Transcribe the entries that follow exactly as they appear, minus pictures.

==*==

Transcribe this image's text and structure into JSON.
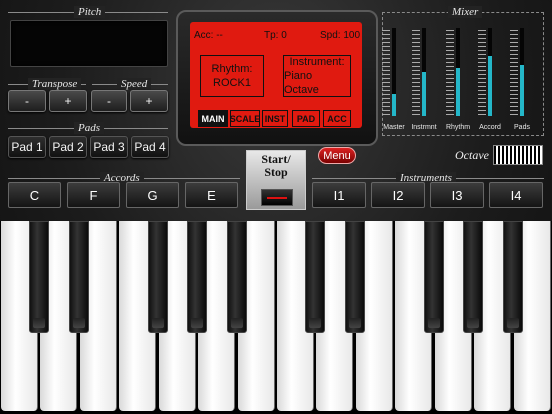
{
  "pitch": {
    "label": "Pitch"
  },
  "transpose": {
    "label": "Transpose",
    "minus": "-",
    "plus": "+"
  },
  "speed": {
    "label": "Speed",
    "minus": "-",
    "plus": "+"
  },
  "pads": {
    "label": "Pads",
    "items": [
      "Pad 1",
      "Pad 2",
      "Pad 3",
      "Pad 4"
    ]
  },
  "accords": {
    "label": "Accords",
    "items": [
      "C",
      "F",
      "G",
      "E"
    ]
  },
  "instruments": {
    "label": "Instruments",
    "items": [
      "I1",
      "I2",
      "I3",
      "I4"
    ]
  },
  "screen": {
    "acc": "Acc: --",
    "tp": "Tp: 0",
    "spd": "Spd: 100",
    "rhythm_title": "Rhythm:",
    "rhythm_value": "ROCK1",
    "instrument_title": "Instrument:",
    "instrument_value": "Piano Octave",
    "tabs": [
      "MAIN",
      "SCALE",
      "INST",
      "PAD",
      "ACC"
    ],
    "active_tab": "MAIN"
  },
  "mixer": {
    "label": "Mixer",
    "channels": [
      {
        "name": "Master",
        "level": 0.25
      },
      {
        "name": "Instrmnt",
        "level": 0.5
      },
      {
        "name": "Rhythm",
        "level": 0.55
      },
      {
        "name": "Accord",
        "level": 0.68
      },
      {
        "name": "Pads",
        "level": 0.58
      }
    ]
  },
  "menu": {
    "label": "Menu"
  },
  "start_stop": {
    "label": "Start/\nStop"
  },
  "octave": {
    "label": "Octave"
  },
  "colors": {
    "screen": "#e01a10",
    "mixer_fill": "#24b7c9",
    "menu": "#cc1111"
  }
}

==*==

▸ **Task answer**
Transcribe this image's text and structure into JSON.
{
  "pitch": {
    "label": "Pitch"
  },
  "transpose": {
    "label": "Transpose",
    "minus": "-",
    "plus": "+"
  },
  "speed": {
    "label": "Speed",
    "minus": "-",
    "plus": "+"
  },
  "pads": {
    "label": "Pads",
    "items": [
      "Pad 1",
      "Pad 2",
      "Pad 3",
      "Pad 4"
    ]
  },
  "accords": {
    "label": "Accords",
    "items": [
      "C",
      "F",
      "G",
      "E"
    ]
  },
  "instruments": {
    "label": "Instruments",
    "items": [
      "I1",
      "I2",
      "I3",
      "I4"
    ]
  },
  "screen": {
    "acc": "Acc: --",
    "tp": "Tp: 0",
    "spd": "Spd: 100",
    "rhythm_title": "Rhythm:",
    "rhythm_value": "ROCK1",
    "instrument_title": "Instrument:",
    "instrument_value": "Piano Octave",
    "tabs": [
      "MAIN",
      "SCALE",
      "INST",
      "PAD",
      "ACC"
    ],
    "active_tab": "MAIN"
  },
  "mixer": {
    "label": "Mixer",
    "channels": [
      {
        "name": "Master",
        "level": 0.25
      },
      {
        "name": "Instrmnt",
        "level": 0.5
      },
      {
        "name": "Rhythm",
        "level": 0.55
      },
      {
        "name": "Accord",
        "level": 0.68
      },
      {
        "name": "Pads",
        "level": 0.58
      }
    ]
  },
  "menu": {
    "label": "Menu"
  },
  "start_stop": {
    "label": "Start/\nStop"
  },
  "octave": {
    "label": "Octave"
  },
  "colors": {
    "screen": "#e01a10",
    "mixer_fill": "#24b7c9",
    "menu": "#cc1111"
  }
}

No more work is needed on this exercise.